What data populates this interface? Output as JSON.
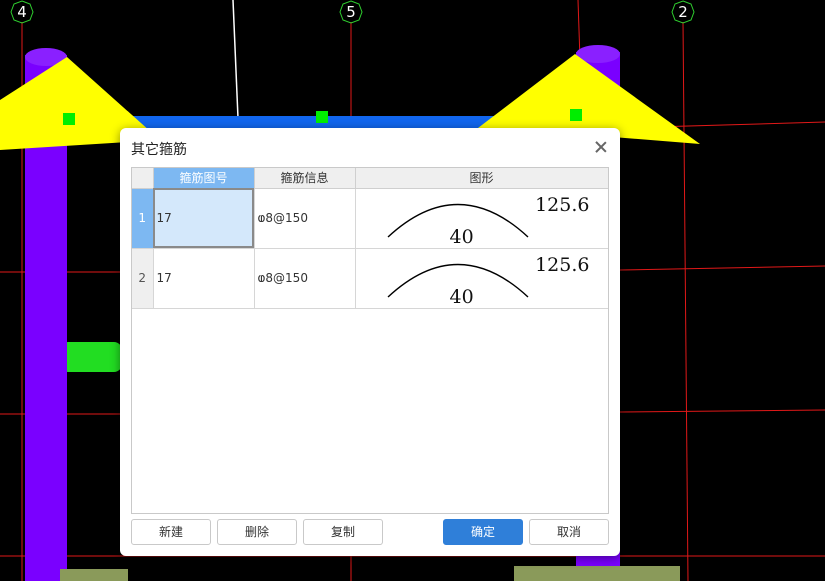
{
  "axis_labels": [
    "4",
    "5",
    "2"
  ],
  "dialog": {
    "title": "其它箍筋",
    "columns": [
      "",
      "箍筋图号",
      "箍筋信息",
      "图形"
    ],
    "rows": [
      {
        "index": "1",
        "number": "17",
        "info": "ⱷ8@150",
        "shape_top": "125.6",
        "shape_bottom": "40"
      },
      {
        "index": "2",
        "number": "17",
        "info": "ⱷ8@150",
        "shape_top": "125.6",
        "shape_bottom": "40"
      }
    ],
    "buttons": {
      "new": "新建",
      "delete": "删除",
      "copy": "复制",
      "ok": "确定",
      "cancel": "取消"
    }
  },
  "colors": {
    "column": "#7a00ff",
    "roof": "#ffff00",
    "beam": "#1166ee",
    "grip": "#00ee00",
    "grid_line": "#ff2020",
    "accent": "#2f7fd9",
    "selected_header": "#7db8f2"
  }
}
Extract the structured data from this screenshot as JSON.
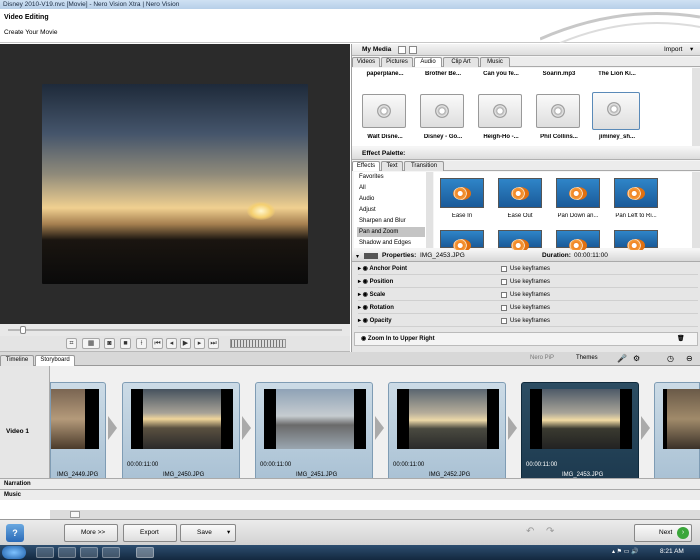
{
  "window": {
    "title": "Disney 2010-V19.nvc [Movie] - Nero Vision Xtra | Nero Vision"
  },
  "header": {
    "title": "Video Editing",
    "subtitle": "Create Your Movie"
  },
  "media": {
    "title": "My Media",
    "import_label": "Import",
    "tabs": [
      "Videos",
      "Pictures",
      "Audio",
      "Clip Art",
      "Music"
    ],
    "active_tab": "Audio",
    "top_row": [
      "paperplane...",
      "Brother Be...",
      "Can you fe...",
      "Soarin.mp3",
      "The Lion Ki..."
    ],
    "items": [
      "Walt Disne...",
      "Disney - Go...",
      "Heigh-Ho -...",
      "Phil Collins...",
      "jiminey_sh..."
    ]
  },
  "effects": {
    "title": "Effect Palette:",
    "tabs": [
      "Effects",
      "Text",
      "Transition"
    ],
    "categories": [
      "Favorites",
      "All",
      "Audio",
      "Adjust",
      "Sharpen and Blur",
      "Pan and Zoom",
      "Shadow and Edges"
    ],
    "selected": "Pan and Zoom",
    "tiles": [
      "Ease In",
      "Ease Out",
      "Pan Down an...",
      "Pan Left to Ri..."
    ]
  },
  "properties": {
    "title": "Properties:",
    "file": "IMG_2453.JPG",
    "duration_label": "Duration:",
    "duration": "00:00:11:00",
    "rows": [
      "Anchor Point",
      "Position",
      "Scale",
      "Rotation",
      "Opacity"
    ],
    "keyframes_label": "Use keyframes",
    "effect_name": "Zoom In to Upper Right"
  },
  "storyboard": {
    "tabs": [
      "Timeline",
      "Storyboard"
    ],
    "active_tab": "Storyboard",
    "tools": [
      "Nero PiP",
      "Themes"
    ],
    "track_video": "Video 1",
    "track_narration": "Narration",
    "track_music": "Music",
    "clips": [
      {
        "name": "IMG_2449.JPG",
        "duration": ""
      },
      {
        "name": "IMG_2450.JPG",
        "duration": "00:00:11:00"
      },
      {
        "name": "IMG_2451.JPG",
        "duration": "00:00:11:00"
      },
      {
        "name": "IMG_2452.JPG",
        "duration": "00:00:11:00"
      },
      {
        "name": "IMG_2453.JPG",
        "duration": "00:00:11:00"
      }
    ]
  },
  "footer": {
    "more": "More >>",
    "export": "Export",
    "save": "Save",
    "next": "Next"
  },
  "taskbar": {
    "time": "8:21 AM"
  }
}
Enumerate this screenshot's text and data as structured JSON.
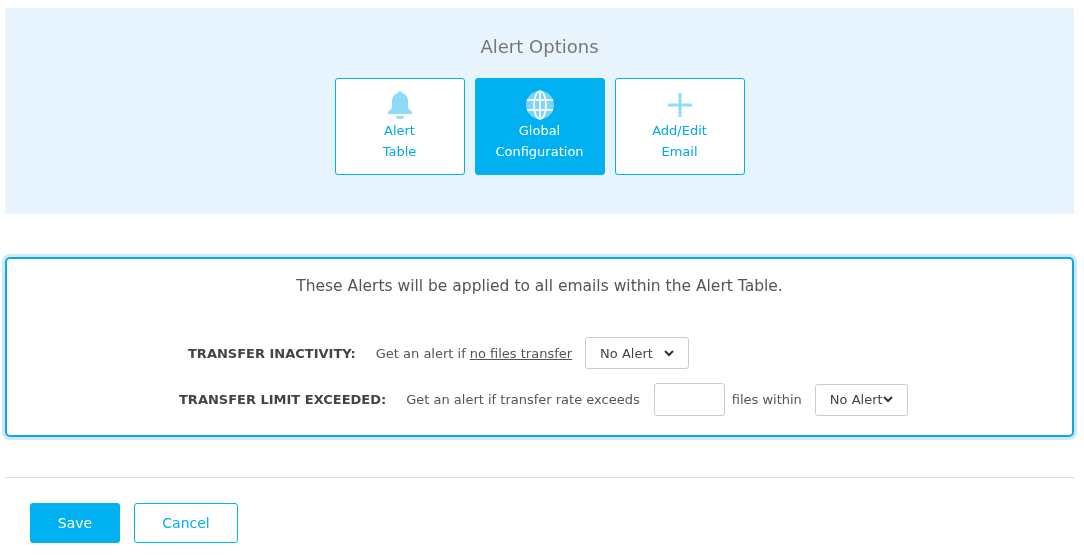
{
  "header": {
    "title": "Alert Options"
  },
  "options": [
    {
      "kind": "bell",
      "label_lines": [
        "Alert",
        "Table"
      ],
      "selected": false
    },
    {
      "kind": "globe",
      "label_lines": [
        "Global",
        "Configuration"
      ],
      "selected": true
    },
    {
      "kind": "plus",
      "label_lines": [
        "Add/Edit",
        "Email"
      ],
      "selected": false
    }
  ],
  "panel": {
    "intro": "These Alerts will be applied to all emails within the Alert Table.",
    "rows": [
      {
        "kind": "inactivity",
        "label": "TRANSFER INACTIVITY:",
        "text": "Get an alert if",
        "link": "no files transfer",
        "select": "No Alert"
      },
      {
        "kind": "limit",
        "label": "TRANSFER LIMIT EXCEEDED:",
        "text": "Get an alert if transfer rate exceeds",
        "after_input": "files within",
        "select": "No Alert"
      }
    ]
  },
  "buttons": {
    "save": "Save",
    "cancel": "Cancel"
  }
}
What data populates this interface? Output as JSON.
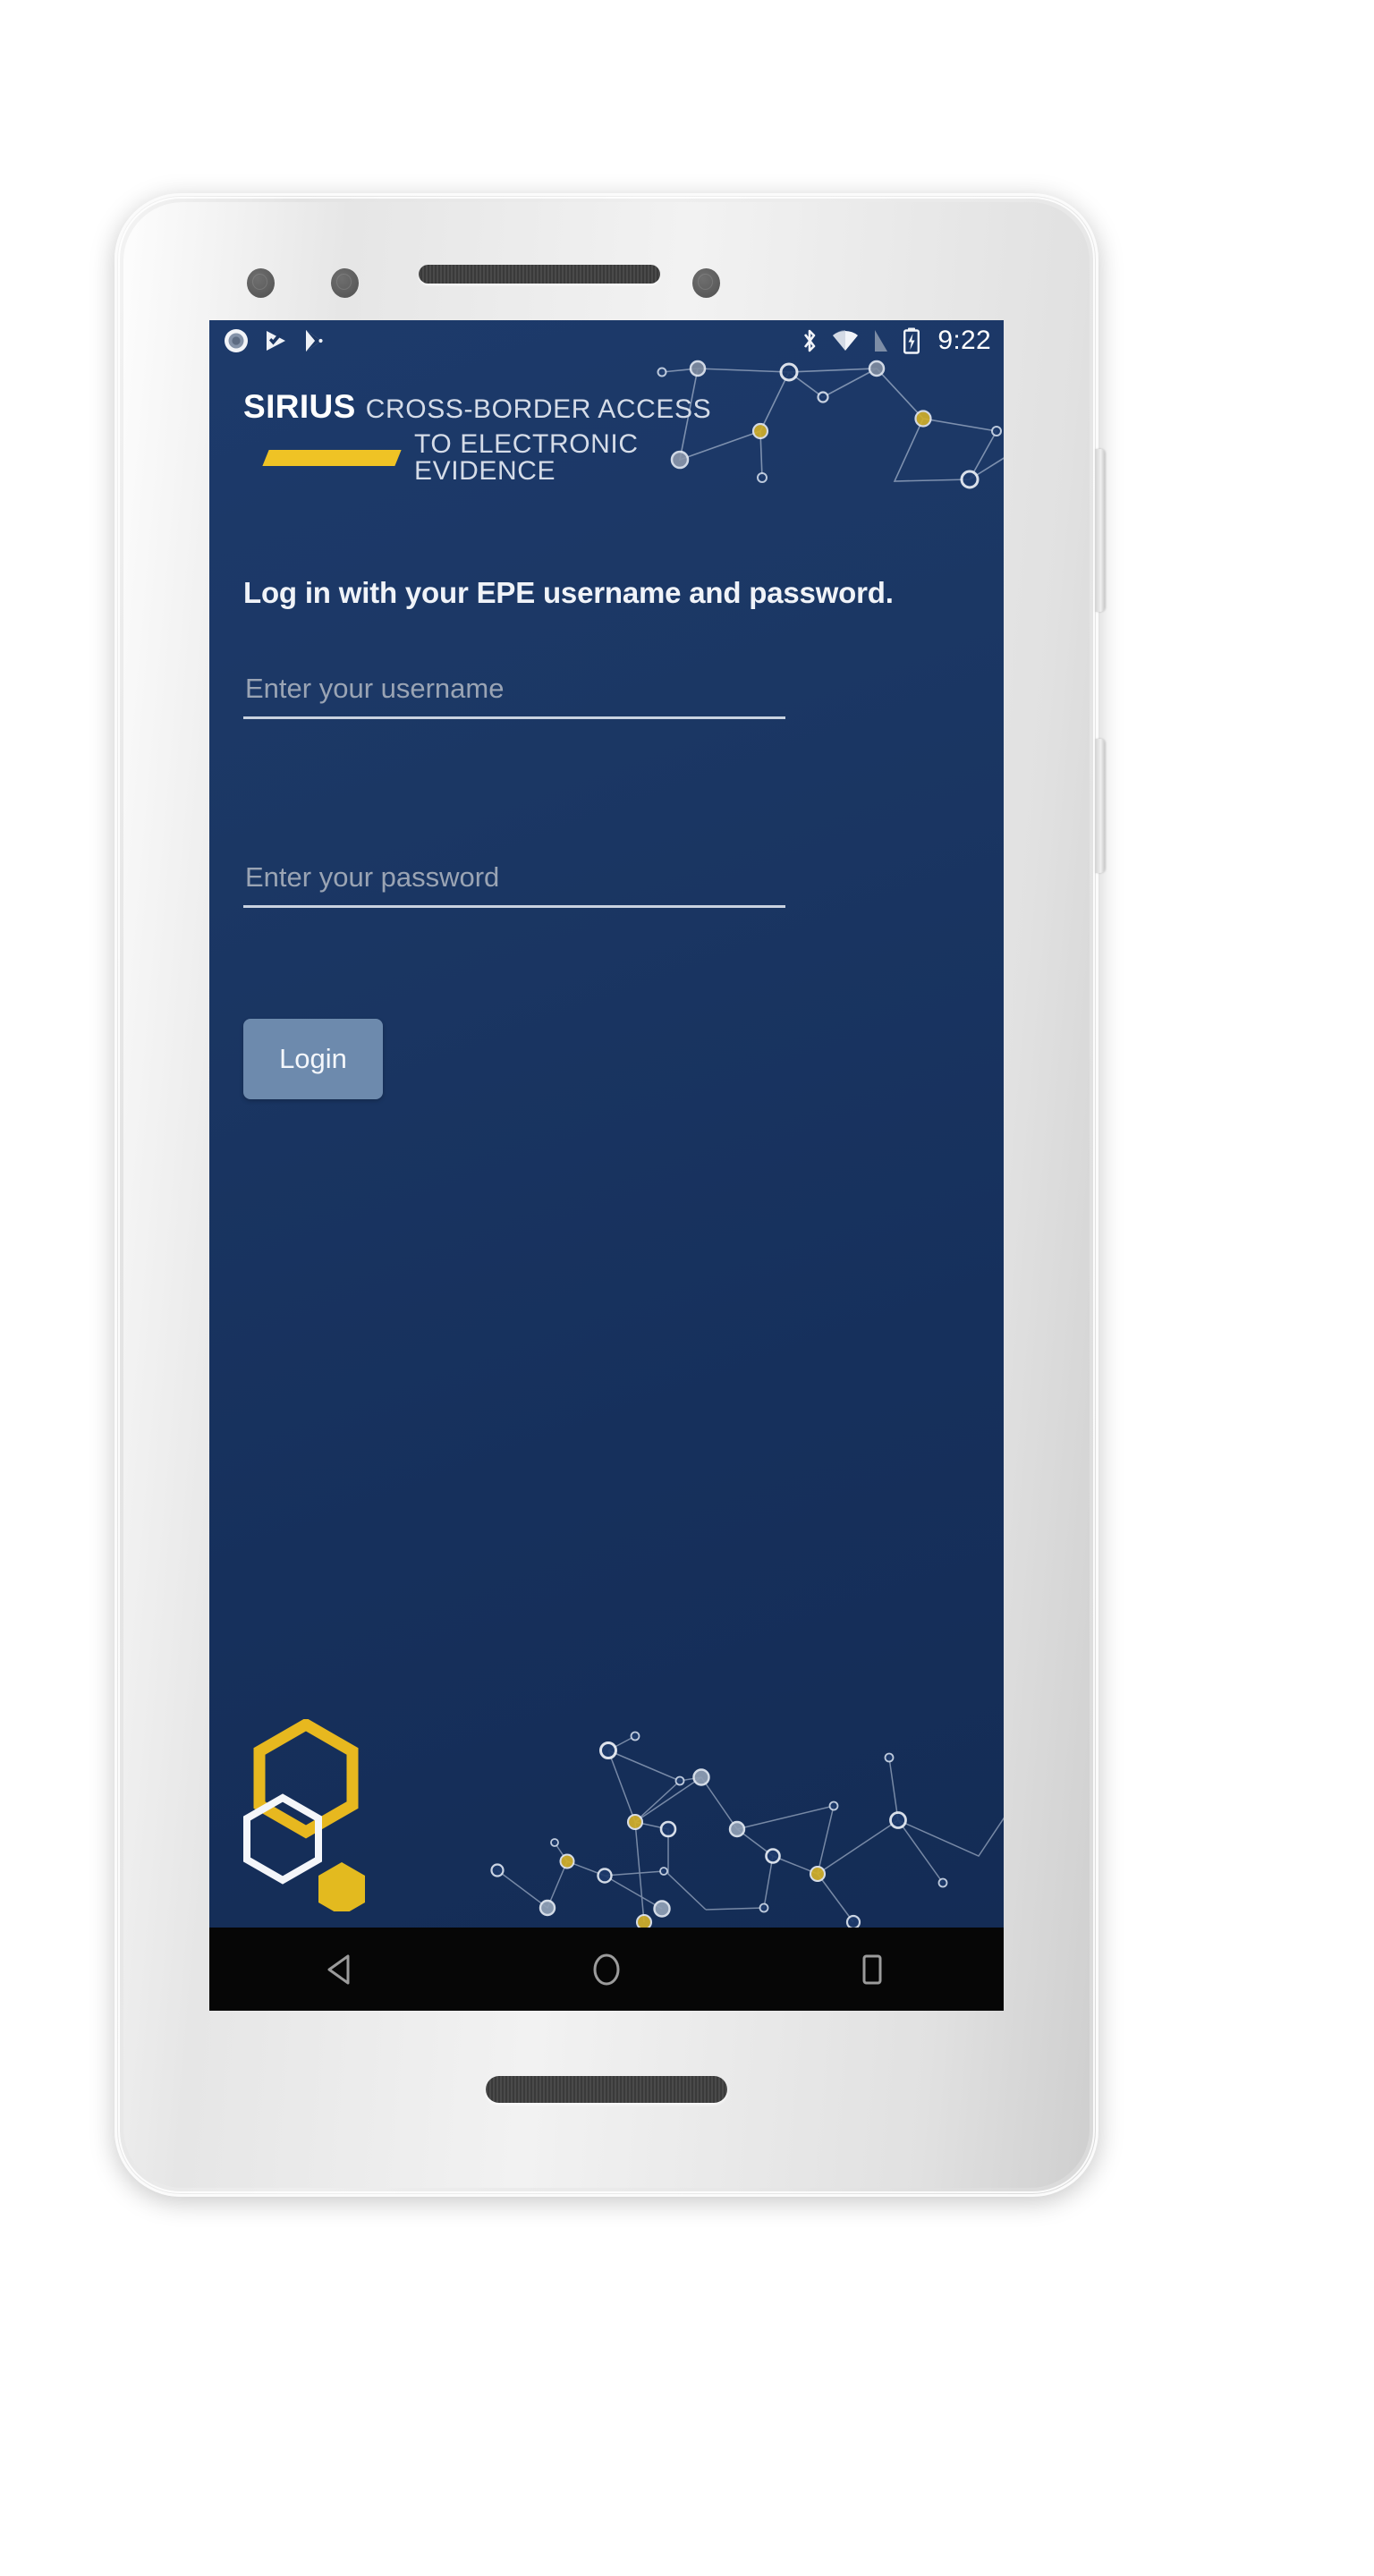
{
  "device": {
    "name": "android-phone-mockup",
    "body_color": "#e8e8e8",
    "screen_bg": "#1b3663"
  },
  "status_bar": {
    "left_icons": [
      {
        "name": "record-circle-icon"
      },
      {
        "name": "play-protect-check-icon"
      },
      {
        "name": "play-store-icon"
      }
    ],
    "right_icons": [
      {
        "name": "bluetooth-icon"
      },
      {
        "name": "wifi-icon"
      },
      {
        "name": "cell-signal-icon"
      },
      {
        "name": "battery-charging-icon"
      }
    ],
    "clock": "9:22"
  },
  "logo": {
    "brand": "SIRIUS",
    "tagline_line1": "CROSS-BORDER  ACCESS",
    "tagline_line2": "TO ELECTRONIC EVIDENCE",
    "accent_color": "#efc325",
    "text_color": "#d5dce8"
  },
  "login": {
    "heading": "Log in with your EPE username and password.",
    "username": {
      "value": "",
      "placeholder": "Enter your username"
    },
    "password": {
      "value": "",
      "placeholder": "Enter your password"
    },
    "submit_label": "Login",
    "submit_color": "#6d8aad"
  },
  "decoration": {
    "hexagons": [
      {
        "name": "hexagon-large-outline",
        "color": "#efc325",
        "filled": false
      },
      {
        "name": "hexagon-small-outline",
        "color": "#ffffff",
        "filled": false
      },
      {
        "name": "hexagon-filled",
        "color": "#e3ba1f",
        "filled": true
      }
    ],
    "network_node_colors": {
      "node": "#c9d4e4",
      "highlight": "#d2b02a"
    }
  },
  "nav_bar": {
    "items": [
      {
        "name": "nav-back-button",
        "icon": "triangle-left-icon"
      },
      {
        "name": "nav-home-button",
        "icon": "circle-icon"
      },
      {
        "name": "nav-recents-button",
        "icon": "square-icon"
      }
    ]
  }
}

■ ■ ■ ■ ■

PROBLEM DETAILS: Where a line of the material above holds the string "placeholder", copy that line.

FULL RESPONSE:
      "placeholder": "Enter your username"
      "placeholder": "Enter your password"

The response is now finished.